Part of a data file
====

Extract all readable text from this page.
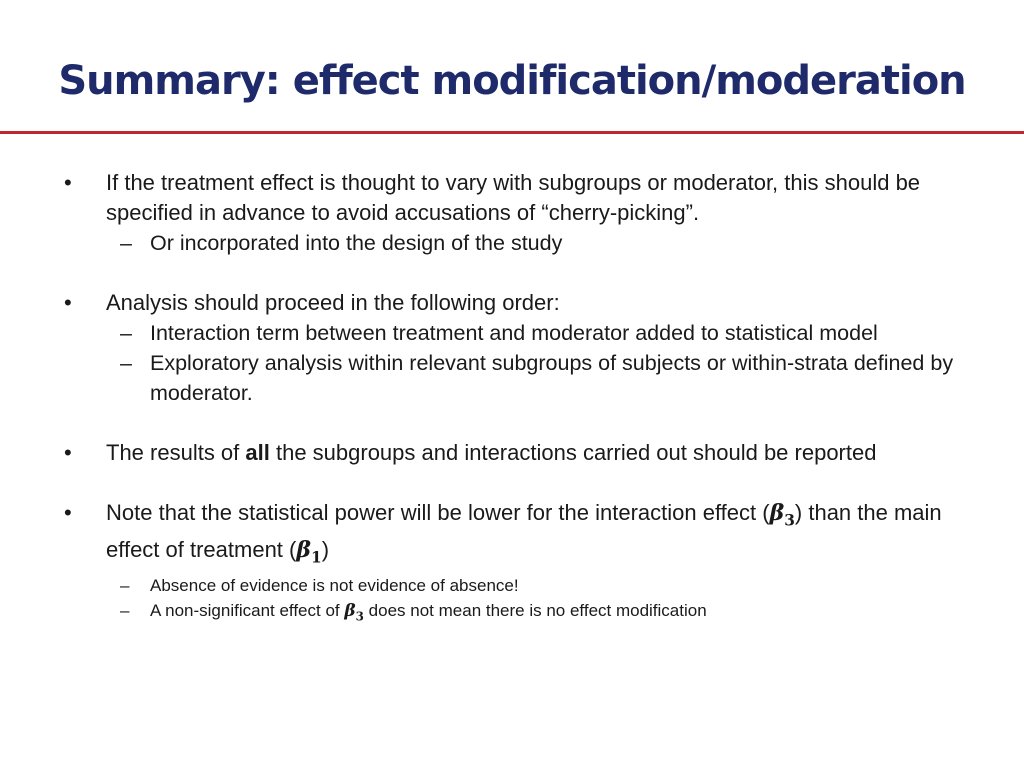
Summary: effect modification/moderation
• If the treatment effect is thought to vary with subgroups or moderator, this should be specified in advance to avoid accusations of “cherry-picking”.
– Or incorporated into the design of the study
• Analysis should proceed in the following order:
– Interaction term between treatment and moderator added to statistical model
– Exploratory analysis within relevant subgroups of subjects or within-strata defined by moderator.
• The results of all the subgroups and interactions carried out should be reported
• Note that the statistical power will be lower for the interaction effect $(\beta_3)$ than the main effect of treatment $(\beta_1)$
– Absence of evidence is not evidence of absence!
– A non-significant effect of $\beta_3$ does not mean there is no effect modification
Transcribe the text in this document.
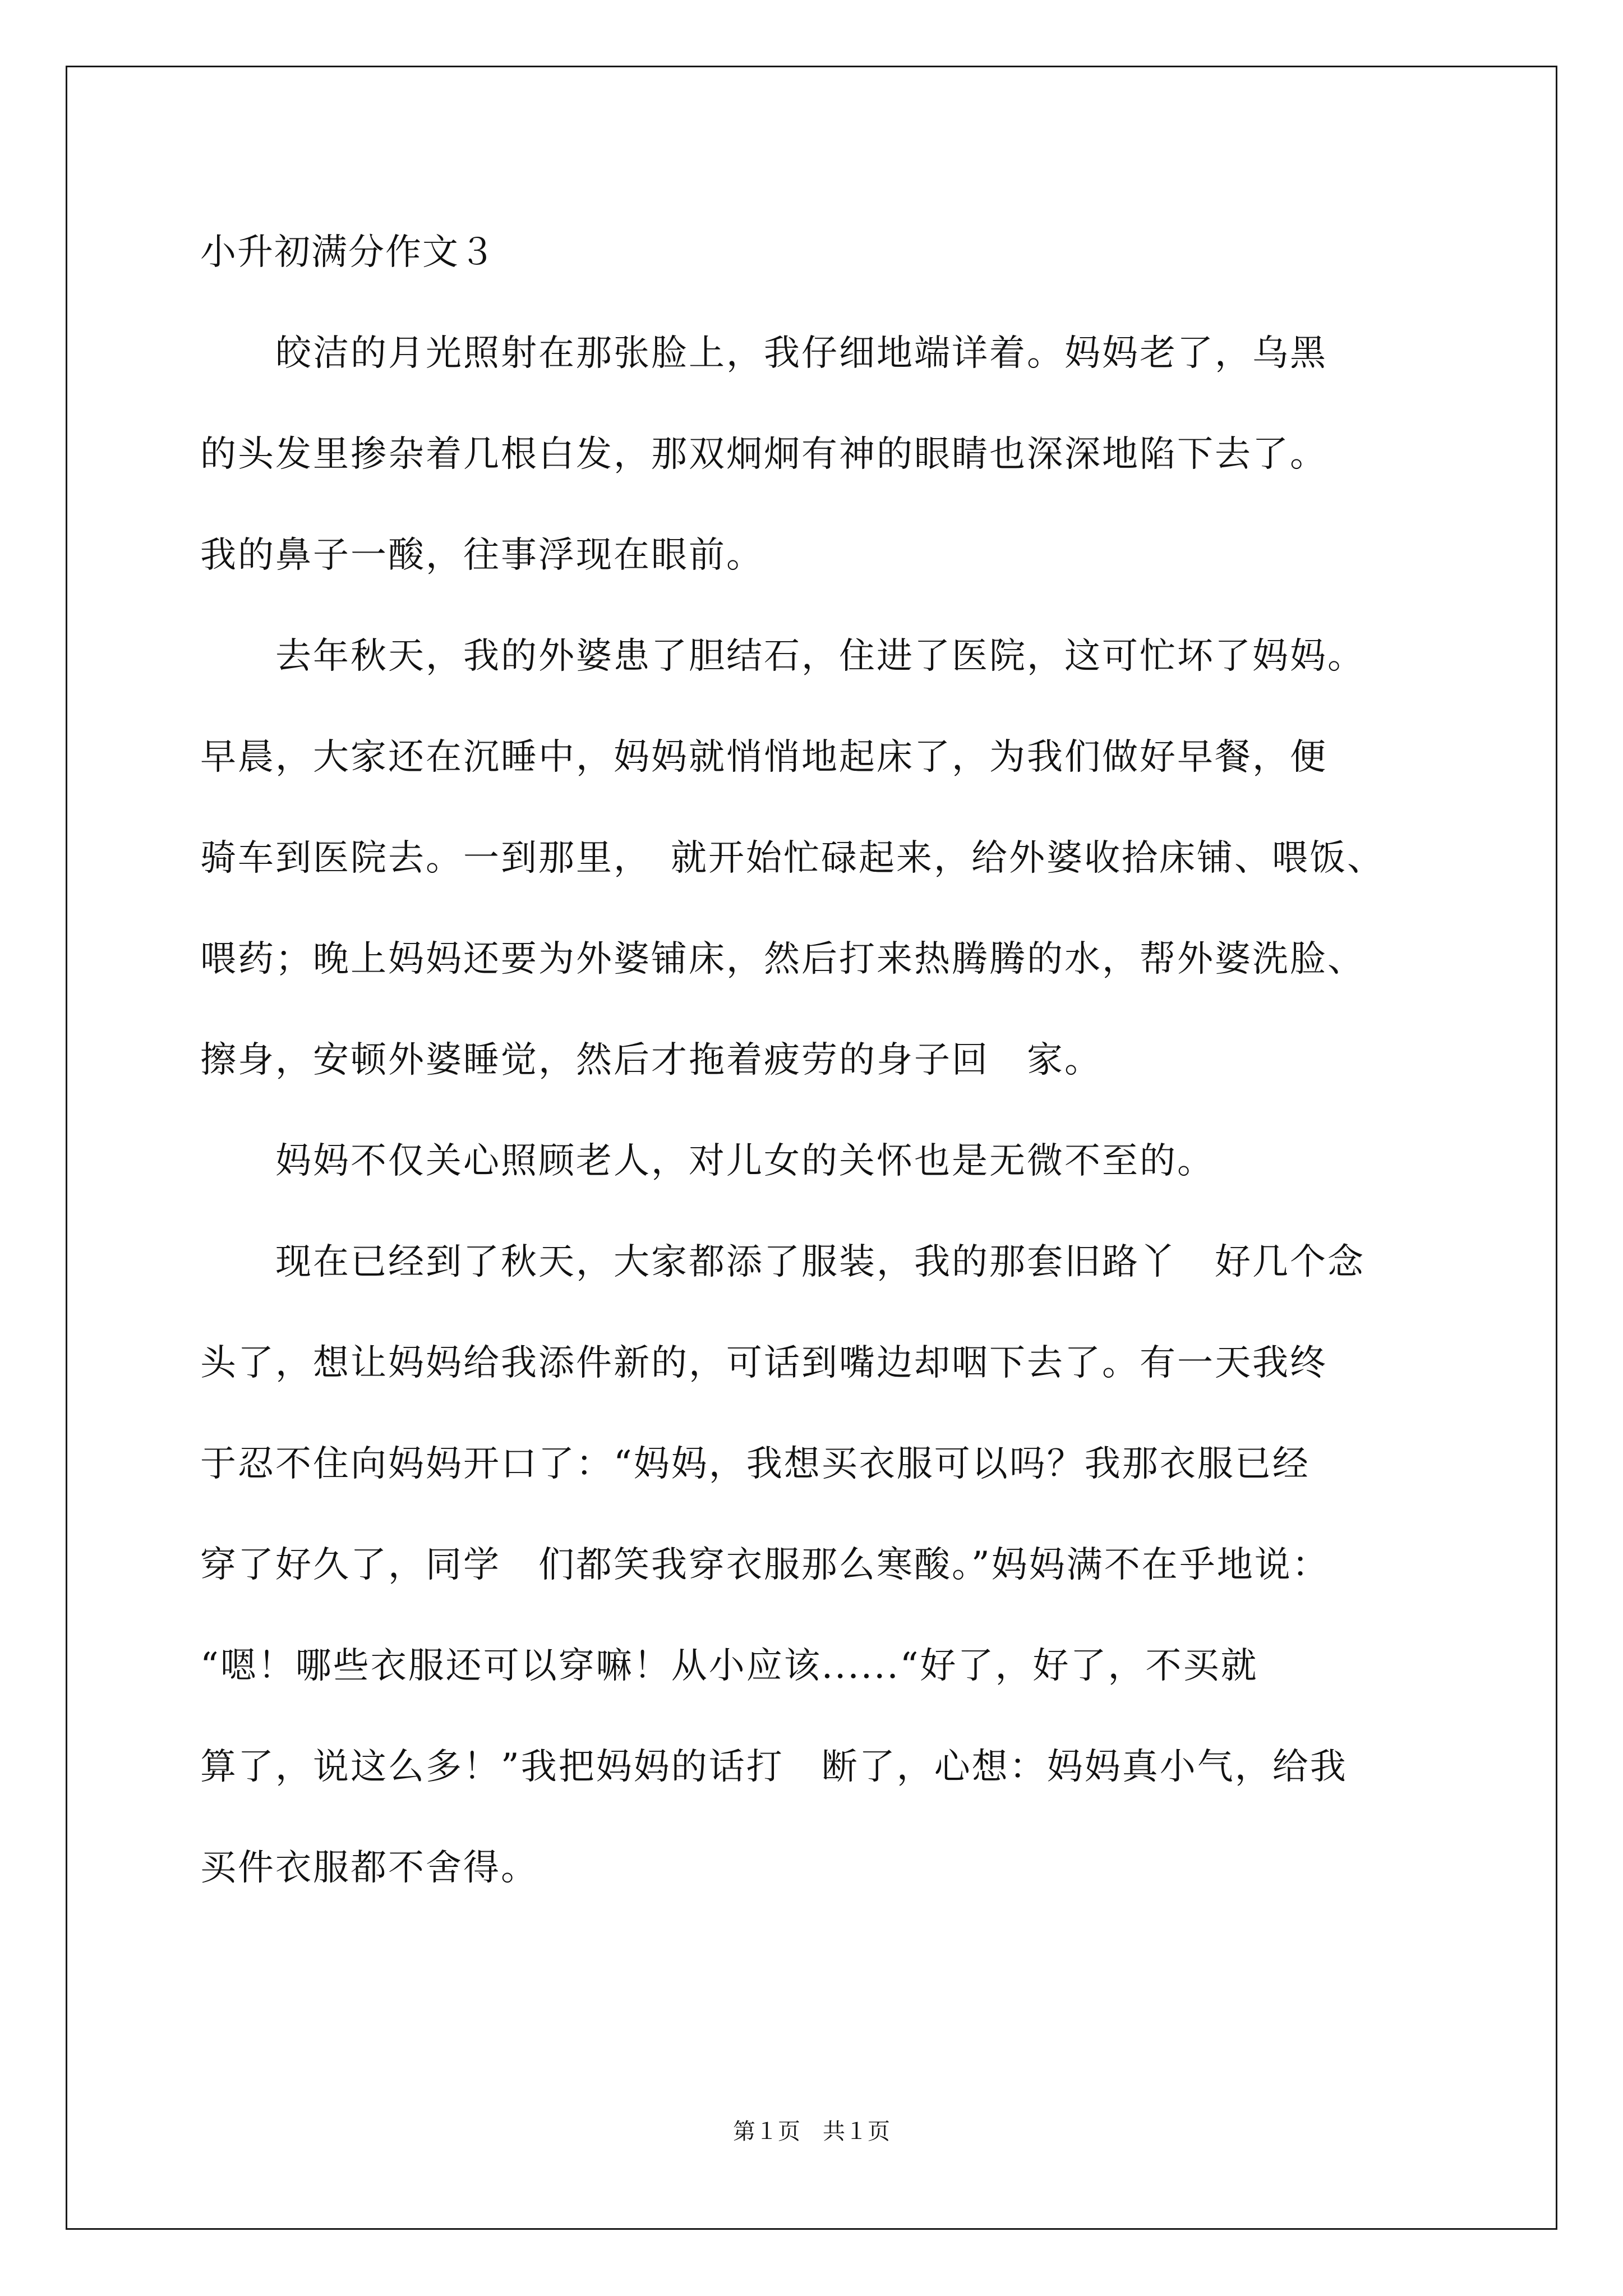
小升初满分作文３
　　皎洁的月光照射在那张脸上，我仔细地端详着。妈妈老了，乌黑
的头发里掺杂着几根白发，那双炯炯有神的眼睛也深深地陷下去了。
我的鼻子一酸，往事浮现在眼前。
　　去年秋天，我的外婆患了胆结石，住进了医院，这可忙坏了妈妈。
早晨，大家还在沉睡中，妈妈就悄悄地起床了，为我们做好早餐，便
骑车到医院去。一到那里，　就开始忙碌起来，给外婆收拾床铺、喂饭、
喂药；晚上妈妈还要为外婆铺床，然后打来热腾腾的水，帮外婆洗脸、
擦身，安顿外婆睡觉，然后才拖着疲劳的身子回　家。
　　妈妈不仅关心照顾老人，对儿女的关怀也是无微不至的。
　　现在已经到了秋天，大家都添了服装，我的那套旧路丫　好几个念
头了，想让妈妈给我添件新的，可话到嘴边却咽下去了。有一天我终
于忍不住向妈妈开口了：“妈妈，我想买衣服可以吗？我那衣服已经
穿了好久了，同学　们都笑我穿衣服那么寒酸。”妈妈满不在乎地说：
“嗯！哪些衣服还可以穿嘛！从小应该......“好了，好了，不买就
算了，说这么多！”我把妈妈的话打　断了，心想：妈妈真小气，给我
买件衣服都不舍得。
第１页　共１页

====

**WORK TO COMPLETE:** Determine how many lines in the listing above hold the string "text", then write only the number.

**RESULT OF THE EXERCISE:** 2